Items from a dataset

☆ ☆ ☆ ☆

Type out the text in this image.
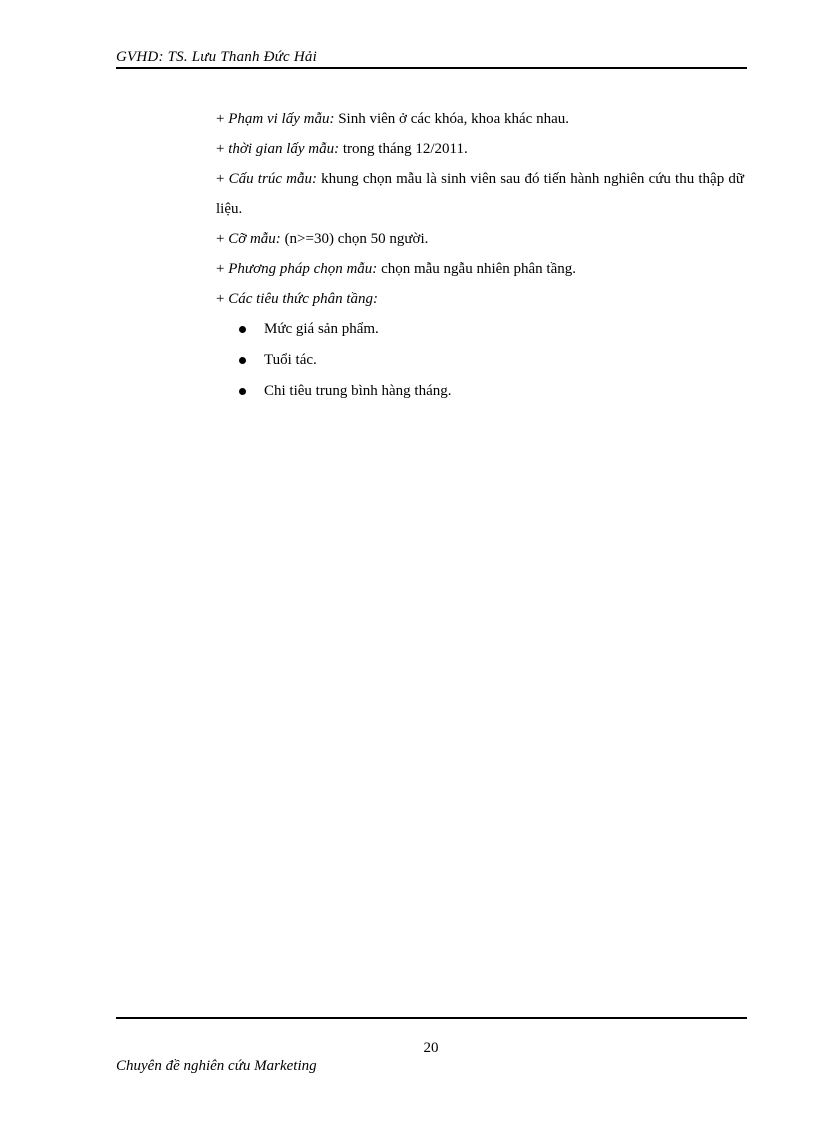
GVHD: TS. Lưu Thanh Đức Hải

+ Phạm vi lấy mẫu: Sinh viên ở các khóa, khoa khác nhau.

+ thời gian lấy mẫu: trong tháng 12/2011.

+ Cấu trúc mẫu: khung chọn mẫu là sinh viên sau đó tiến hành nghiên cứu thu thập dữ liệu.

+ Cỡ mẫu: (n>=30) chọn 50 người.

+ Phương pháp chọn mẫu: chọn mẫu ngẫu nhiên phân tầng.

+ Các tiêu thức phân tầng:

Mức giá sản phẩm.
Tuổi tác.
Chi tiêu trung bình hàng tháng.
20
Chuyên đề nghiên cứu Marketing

☆ ☆ ☆ ☆

The exercise → Using the material above, copy every line in which the string "tháng" occurs.

Finished answer →
+ thời gian lấy mẫu: trong tháng 12/2011.
Chi tiêu trung bình hàng tháng.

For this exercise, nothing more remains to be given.